• **SHORT EXERCISE**
Only lines with the word "JSON" are needed; collect each of them from the listing below.

— START OF INPUT FOR THIS TASK —

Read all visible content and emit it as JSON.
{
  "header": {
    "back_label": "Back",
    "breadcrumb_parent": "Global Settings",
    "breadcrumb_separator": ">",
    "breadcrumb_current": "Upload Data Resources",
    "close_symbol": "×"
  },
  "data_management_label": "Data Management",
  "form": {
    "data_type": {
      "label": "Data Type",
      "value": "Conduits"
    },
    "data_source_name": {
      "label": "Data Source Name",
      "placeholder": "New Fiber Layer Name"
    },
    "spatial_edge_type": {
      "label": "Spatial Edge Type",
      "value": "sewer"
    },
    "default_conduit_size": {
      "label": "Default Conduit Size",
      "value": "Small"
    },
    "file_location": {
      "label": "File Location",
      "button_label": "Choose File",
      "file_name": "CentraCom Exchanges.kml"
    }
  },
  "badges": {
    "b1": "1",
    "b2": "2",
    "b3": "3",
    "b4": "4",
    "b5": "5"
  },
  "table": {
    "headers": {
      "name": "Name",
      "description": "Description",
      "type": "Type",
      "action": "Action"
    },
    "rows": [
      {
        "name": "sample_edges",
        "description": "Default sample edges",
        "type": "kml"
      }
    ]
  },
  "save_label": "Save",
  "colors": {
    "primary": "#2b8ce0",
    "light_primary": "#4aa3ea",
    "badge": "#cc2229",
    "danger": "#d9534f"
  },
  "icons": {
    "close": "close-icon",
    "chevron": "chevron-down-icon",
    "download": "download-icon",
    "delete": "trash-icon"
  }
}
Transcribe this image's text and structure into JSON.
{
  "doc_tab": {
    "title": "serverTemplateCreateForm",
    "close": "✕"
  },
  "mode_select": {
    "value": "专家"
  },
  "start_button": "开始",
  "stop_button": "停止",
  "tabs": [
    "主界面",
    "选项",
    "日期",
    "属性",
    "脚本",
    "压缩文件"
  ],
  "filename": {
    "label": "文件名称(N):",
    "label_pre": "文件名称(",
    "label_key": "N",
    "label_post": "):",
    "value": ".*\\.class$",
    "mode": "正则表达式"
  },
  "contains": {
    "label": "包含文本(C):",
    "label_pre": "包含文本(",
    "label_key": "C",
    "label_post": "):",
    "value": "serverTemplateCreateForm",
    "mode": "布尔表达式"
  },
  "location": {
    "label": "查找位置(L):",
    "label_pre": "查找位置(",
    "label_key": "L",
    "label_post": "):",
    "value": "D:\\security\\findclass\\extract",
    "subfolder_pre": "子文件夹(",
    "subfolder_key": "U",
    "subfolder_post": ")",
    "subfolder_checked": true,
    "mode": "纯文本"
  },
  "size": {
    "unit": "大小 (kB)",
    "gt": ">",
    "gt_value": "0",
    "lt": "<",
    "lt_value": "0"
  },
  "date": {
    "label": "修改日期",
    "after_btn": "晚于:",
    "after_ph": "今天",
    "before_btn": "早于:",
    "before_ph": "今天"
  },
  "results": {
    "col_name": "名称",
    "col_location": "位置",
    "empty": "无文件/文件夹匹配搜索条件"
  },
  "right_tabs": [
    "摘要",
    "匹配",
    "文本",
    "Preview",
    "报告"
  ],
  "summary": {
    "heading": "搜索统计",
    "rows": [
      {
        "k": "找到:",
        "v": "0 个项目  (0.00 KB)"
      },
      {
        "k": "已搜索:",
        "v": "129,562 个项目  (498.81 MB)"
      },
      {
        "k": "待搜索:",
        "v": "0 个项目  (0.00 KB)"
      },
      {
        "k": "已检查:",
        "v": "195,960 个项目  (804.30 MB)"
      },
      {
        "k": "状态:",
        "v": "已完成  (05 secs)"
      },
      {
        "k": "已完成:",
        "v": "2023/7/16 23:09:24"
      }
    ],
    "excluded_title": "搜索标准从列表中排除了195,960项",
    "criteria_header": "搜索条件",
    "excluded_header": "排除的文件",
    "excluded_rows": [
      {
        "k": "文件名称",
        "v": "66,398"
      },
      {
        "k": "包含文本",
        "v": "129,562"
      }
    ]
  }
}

— END OF INPUT FOR THIS TASK —

• **RESPONSE TO THE TASK**
Read all visible content and emit it as JSON.
Transcribe this image's text and structure into JSON.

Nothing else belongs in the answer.